▶ [What is asked]: Identify the lines bearing the string "content" and gather them.

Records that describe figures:
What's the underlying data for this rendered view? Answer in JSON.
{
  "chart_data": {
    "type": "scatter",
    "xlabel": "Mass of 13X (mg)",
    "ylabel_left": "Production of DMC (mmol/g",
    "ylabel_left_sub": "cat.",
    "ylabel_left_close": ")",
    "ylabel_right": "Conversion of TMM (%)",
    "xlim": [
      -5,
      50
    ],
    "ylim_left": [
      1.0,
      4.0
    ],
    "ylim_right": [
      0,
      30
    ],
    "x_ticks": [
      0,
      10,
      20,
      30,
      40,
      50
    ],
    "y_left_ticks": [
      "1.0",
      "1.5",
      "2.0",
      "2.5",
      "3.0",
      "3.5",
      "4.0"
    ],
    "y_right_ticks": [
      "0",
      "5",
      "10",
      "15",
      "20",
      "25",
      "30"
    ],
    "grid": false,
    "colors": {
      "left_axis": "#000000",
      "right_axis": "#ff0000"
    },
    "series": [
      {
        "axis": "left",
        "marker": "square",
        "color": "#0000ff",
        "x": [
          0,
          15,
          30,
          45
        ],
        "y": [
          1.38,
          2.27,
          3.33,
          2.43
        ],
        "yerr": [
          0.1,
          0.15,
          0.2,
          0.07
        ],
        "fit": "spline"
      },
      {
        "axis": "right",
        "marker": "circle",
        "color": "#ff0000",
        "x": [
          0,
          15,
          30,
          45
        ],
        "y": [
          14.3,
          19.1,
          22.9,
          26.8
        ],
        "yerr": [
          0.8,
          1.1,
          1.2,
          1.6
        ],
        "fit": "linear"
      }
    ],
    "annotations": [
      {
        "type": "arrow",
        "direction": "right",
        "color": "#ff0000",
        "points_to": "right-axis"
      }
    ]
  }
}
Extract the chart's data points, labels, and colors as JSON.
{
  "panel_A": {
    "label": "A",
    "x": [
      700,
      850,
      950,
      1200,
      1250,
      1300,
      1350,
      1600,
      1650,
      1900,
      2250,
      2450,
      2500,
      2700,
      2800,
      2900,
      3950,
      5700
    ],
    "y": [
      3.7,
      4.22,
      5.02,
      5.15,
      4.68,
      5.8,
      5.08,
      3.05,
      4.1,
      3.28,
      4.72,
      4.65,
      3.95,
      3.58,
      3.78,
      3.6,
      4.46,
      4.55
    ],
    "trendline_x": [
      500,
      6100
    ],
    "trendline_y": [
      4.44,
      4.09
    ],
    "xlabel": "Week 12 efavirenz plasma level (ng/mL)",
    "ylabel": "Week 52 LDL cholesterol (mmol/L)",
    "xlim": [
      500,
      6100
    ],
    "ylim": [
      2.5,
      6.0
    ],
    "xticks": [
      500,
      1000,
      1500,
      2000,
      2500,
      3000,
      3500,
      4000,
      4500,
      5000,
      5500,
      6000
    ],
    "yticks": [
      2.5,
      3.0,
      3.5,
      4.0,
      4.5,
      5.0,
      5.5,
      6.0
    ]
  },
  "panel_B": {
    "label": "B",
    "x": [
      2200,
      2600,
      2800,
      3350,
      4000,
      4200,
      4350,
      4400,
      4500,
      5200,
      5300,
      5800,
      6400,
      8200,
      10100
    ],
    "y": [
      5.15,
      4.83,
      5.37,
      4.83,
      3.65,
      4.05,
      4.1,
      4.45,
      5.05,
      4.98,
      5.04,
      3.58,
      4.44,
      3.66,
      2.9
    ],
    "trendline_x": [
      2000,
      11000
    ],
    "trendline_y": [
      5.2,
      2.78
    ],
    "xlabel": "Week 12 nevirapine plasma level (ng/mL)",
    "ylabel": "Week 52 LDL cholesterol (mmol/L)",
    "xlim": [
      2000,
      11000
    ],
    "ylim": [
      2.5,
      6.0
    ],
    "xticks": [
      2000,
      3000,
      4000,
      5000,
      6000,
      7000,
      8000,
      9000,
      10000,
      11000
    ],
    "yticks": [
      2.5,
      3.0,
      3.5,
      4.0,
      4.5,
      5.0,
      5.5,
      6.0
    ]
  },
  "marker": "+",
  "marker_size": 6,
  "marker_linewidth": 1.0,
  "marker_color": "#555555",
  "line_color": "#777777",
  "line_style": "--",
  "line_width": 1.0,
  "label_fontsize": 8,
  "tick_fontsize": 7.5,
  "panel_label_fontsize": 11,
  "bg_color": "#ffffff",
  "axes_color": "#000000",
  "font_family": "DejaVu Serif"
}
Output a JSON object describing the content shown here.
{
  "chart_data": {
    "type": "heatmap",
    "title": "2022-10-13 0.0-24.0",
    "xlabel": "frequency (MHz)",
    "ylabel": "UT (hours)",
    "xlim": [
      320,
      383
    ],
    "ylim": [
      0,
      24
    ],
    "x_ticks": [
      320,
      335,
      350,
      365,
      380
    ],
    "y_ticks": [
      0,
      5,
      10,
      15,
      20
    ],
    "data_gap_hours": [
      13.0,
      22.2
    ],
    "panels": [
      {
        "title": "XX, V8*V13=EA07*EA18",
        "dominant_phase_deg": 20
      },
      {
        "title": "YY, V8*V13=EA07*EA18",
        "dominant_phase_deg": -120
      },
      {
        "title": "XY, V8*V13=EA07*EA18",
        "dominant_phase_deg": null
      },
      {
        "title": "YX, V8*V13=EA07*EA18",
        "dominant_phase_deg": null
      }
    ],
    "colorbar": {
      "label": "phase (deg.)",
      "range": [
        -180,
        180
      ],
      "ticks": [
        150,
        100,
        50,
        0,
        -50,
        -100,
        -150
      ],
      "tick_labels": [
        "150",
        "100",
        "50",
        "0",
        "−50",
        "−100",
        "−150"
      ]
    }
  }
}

---

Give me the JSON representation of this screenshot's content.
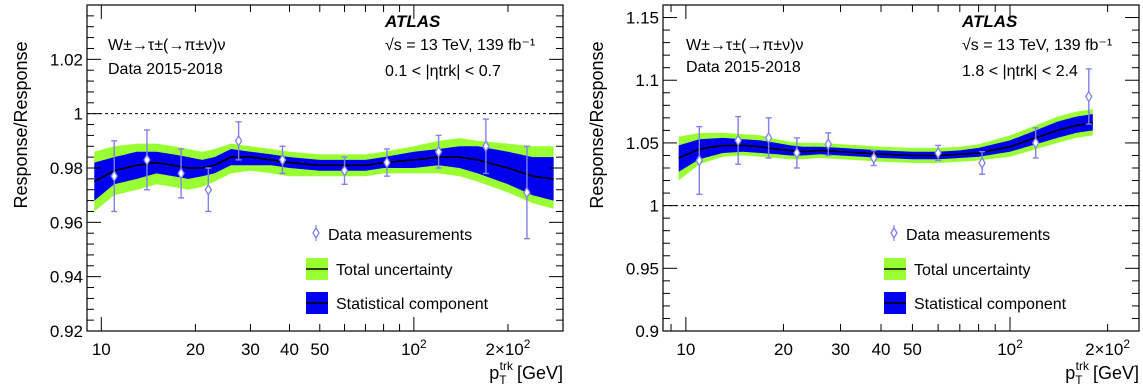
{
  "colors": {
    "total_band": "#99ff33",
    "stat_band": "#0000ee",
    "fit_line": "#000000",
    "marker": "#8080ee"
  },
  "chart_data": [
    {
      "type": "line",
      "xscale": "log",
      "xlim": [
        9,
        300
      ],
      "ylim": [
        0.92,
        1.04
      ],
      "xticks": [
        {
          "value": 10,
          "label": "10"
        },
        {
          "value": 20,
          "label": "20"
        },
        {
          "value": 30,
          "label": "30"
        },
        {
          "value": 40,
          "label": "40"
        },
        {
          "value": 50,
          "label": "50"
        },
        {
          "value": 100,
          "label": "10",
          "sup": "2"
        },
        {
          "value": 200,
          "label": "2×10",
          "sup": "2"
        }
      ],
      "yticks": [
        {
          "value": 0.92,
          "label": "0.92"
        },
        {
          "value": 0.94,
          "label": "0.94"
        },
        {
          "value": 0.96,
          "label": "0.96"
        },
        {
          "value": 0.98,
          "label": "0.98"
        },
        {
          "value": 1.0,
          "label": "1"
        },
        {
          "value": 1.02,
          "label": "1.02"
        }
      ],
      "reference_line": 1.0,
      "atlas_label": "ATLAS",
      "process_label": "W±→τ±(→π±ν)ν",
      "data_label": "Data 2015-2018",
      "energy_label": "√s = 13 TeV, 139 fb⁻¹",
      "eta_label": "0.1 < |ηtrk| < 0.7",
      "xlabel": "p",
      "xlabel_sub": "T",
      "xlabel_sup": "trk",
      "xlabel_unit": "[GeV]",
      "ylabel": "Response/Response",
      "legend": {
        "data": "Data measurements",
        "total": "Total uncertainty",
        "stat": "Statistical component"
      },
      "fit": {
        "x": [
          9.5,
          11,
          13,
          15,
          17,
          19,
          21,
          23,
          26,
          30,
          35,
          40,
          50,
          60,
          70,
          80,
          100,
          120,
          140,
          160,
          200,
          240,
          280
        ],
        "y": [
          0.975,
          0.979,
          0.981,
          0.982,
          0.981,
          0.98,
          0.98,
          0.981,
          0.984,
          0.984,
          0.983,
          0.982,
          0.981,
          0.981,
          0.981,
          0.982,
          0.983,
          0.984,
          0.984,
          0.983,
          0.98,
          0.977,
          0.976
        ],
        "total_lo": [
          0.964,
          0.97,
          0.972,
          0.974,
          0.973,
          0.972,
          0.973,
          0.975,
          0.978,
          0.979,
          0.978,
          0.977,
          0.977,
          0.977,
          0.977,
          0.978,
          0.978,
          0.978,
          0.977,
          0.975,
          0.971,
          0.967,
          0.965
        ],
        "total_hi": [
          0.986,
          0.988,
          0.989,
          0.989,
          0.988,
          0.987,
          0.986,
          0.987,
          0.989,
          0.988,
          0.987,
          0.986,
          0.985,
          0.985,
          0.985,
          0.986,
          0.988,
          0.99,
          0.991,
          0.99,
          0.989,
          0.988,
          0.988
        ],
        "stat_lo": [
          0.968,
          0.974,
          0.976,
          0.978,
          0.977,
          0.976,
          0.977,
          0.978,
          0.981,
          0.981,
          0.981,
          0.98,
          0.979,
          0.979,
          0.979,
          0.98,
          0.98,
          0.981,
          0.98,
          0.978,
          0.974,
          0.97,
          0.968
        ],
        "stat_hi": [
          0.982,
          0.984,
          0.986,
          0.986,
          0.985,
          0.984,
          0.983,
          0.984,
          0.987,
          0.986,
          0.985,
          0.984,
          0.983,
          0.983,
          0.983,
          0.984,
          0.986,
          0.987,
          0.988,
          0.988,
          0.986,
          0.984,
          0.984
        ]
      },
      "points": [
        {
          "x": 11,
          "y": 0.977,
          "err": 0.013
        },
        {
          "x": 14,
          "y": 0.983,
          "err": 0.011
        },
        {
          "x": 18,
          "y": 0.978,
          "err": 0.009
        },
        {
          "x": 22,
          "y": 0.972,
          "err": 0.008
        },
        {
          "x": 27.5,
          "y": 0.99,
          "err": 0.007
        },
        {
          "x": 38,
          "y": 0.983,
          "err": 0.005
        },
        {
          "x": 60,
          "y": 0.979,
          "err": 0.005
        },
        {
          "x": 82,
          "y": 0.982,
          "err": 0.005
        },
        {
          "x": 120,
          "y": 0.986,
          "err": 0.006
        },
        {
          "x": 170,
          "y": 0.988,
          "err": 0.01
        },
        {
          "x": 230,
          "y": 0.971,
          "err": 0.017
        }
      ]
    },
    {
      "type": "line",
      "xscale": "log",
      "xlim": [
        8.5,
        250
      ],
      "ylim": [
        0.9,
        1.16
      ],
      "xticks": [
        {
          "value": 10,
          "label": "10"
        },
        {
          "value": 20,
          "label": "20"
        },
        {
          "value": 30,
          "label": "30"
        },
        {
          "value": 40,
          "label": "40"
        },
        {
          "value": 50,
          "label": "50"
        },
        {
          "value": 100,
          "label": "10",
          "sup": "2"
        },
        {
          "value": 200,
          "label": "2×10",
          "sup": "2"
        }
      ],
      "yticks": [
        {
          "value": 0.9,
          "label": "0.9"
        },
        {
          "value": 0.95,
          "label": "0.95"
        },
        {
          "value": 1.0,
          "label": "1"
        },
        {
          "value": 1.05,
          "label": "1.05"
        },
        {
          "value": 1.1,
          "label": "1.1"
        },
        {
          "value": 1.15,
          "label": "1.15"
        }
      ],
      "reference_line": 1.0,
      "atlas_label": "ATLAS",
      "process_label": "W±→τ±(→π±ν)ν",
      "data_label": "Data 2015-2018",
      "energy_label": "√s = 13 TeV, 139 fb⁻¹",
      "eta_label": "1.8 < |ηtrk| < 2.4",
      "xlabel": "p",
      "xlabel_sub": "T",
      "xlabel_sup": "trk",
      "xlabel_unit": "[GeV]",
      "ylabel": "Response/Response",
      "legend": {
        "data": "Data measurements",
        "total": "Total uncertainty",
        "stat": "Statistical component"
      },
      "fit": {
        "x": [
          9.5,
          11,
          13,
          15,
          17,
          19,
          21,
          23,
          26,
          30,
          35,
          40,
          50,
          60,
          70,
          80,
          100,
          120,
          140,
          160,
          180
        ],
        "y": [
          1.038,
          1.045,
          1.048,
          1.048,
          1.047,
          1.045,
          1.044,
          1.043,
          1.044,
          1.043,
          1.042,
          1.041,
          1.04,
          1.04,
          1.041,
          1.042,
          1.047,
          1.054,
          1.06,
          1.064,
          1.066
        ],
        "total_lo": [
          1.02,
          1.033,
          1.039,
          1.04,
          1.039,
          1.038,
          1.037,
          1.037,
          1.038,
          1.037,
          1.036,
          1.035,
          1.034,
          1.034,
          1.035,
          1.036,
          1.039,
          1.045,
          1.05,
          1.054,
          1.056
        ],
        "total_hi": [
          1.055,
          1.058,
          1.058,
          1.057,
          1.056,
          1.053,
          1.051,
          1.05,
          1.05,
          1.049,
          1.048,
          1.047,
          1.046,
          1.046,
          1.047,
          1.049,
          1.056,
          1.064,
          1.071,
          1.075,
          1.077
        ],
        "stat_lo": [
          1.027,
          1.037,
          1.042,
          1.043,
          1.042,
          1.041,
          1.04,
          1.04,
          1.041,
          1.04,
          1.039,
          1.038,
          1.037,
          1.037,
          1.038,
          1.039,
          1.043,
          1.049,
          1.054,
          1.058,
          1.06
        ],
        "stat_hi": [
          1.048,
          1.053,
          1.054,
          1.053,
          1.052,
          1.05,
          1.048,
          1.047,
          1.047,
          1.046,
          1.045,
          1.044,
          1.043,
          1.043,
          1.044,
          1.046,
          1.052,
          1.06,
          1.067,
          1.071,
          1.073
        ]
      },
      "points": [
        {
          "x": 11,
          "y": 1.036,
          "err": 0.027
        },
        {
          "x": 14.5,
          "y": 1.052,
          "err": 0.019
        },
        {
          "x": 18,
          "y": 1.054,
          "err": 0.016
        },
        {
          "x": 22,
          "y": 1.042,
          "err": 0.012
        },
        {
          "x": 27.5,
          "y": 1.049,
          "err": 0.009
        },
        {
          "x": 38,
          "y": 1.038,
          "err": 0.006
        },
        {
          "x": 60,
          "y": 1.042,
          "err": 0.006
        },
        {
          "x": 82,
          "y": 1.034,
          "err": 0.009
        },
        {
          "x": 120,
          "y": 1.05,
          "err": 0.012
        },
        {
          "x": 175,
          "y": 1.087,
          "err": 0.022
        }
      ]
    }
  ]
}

...

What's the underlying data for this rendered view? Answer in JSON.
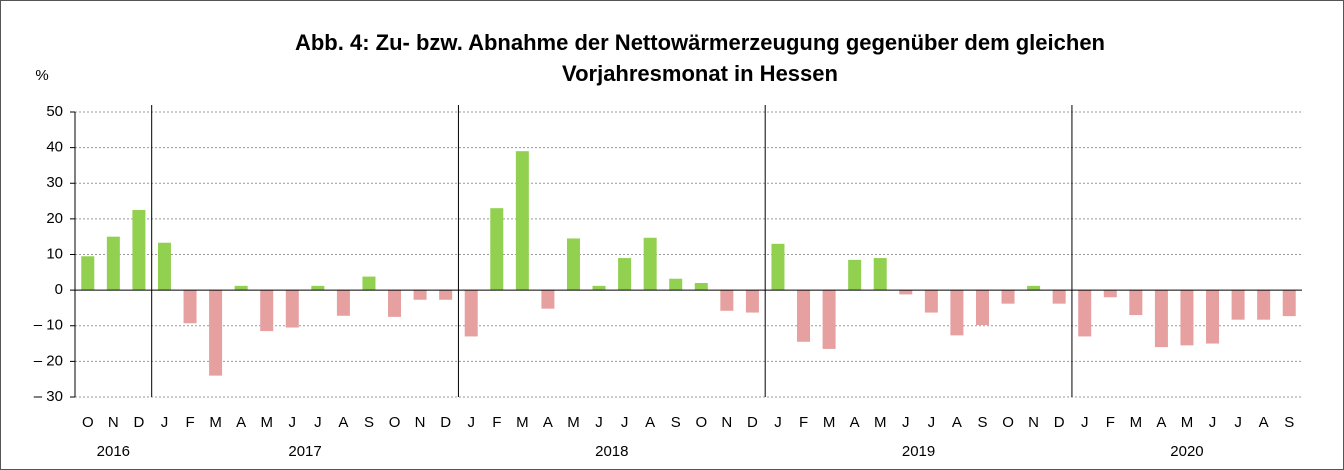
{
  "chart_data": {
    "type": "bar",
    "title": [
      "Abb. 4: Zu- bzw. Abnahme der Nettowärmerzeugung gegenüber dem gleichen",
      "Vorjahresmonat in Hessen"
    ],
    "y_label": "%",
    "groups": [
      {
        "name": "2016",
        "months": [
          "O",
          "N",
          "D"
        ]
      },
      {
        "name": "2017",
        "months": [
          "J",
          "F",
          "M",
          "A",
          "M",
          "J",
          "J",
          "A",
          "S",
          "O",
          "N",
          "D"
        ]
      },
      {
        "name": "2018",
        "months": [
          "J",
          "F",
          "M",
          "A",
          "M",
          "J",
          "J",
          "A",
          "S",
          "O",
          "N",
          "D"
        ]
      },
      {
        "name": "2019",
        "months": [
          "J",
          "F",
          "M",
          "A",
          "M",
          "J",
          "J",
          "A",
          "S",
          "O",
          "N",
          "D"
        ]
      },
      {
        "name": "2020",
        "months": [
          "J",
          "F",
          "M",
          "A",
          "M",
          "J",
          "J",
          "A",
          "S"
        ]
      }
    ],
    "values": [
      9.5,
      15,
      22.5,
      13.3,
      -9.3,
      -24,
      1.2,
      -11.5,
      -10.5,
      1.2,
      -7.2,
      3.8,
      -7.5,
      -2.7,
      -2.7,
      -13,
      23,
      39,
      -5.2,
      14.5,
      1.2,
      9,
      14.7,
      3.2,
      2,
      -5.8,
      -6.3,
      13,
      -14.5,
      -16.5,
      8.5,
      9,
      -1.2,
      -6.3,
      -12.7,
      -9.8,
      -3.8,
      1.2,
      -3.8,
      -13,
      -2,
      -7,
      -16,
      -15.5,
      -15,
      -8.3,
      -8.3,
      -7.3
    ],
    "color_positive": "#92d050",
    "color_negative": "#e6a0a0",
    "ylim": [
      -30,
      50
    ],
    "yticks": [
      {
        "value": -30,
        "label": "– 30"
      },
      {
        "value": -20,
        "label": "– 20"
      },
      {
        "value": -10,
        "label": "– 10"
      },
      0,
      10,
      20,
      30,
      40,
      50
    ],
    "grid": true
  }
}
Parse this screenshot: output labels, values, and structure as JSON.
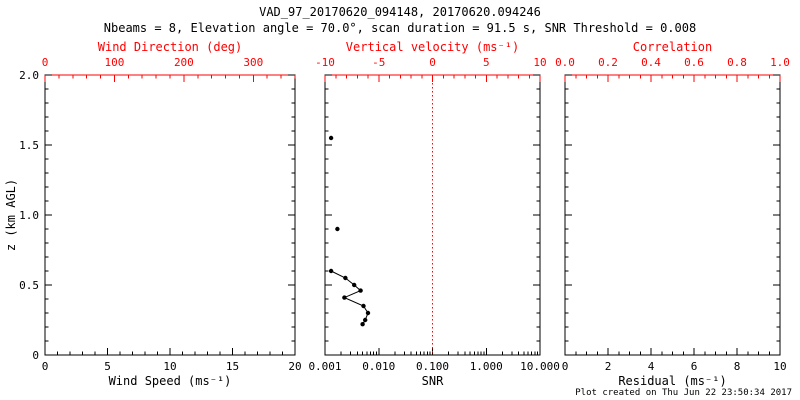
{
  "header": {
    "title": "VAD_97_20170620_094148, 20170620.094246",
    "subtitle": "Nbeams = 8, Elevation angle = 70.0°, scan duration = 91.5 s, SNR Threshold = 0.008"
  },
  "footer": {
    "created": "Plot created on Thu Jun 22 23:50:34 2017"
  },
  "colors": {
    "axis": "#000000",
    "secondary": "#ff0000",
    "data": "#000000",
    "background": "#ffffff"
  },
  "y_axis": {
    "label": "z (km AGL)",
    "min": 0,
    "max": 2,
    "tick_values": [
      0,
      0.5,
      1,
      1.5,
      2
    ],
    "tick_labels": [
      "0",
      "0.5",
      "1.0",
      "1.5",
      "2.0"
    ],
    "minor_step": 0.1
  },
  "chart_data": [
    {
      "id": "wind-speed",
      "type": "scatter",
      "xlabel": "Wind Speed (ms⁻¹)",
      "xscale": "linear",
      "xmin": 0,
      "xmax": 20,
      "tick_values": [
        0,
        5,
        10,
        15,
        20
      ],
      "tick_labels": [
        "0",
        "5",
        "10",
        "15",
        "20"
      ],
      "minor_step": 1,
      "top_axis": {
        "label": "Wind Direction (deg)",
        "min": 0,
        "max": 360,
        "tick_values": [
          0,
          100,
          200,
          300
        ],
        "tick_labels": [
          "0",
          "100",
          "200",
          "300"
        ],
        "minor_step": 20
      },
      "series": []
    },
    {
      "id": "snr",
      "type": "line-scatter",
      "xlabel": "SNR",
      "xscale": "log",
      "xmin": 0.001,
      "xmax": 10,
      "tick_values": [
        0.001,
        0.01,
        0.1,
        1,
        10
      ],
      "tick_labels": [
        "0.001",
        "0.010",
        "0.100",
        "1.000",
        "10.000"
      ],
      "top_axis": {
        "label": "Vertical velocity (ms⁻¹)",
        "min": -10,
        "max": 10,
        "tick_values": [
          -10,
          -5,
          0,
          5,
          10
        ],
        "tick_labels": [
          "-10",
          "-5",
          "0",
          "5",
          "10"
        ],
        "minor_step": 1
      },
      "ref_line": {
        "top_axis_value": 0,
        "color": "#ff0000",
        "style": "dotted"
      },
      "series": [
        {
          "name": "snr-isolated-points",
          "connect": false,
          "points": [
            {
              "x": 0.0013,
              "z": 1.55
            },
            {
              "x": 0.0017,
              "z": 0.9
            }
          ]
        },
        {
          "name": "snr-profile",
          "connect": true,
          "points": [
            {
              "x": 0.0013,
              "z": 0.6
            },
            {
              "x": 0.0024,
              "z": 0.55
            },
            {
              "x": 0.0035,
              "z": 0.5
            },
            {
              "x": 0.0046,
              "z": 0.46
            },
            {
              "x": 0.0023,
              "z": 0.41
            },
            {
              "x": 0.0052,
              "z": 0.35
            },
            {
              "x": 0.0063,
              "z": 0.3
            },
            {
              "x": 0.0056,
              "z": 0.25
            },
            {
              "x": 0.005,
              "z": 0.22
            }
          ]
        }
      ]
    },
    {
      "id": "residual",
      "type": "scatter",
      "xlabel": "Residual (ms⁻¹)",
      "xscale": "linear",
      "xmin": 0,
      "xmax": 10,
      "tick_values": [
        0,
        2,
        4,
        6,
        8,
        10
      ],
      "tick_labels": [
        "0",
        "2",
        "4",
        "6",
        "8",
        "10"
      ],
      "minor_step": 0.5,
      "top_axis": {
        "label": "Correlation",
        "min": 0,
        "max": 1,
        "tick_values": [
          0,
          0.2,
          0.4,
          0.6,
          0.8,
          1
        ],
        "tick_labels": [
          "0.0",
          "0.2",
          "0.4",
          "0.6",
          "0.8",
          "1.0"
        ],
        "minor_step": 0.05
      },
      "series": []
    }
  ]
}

▶ [Result]:
Output a JSON object describing the content shown here.
Give me the JSON representation of this screenshot's content.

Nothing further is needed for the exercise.